- **WHAT IS EXPECTED**: Transcribe the records that follow in their entirety, omitting any pictures.

- **DATA SHOWN**:
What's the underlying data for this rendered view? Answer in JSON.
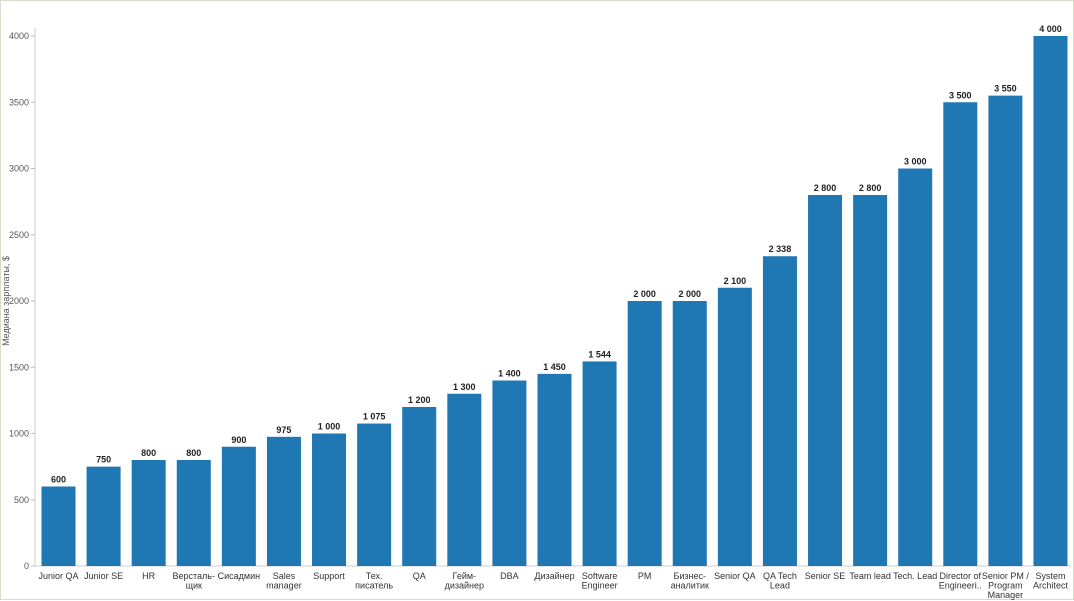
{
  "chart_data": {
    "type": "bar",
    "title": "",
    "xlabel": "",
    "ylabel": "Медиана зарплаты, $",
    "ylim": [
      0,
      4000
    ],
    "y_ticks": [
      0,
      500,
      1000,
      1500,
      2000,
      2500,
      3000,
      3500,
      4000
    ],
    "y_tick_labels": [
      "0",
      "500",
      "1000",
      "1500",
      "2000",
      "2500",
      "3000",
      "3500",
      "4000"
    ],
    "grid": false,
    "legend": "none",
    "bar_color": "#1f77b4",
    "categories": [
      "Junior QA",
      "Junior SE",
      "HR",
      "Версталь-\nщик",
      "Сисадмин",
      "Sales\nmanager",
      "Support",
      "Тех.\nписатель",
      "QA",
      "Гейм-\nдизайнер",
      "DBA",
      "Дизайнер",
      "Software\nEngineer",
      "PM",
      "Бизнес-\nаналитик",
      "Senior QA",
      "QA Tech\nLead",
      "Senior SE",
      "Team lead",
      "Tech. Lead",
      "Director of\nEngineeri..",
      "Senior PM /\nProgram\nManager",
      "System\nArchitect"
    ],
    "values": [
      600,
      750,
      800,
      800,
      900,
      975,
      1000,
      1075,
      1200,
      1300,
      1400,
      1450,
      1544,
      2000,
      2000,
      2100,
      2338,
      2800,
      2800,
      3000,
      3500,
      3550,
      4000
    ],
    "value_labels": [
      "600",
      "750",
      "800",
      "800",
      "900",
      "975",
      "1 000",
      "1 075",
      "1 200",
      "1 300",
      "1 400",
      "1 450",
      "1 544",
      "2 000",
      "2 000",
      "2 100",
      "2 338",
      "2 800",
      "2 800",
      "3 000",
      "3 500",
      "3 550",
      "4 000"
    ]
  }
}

- **ANSWER TO THIS TASK**:
What's the underlying data for this rendered view? Answer in JSON.
{
  "chart_data": {
    "type": "bar",
    "title": "",
    "xlabel": "",
    "ylabel": "Медиана зарплаты, $",
    "ylim": [
      0,
      4000
    ],
    "y_ticks": [
      0,
      500,
      1000,
      1500,
      2000,
      2500,
      3000,
      3500,
      4000
    ],
    "y_tick_labels": [
      "0",
      "500",
      "1000",
      "1500",
      "2000",
      "2500",
      "3000",
      "3500",
      "4000"
    ],
    "grid": false,
    "legend": "none",
    "bar_color": "#1f77b4",
    "categories": [
      "Junior QA",
      "Junior SE",
      "HR",
      "Версталь-\nщик",
      "Сисадмин",
      "Sales\nmanager",
      "Support",
      "Тех.\nписатель",
      "QA",
      "Гейм-\nдизайнер",
      "DBA",
      "Дизайнер",
      "Software\nEngineer",
      "PM",
      "Бизнес-\nаналитик",
      "Senior QA",
      "QA Tech\nLead",
      "Senior SE",
      "Team lead",
      "Tech. Lead",
      "Director of\nEngineeri..",
      "Senior PM /\nProgram\nManager",
      "System\nArchitect"
    ],
    "values": [
      600,
      750,
      800,
      800,
      900,
      975,
      1000,
      1075,
      1200,
      1300,
      1400,
      1450,
      1544,
      2000,
      2000,
      2100,
      2338,
      2800,
      2800,
      3000,
      3500,
      3550,
      4000
    ],
    "value_labels": [
      "600",
      "750",
      "800",
      "800",
      "900",
      "975",
      "1 000",
      "1 075",
      "1 200",
      "1 300",
      "1 400",
      "1 450",
      "1 544",
      "2 000",
      "2 000",
      "2 100",
      "2 338",
      "2 800",
      "2 800",
      "3 000",
      "3 500",
      "3 550",
      "4 000"
    ]
  }
}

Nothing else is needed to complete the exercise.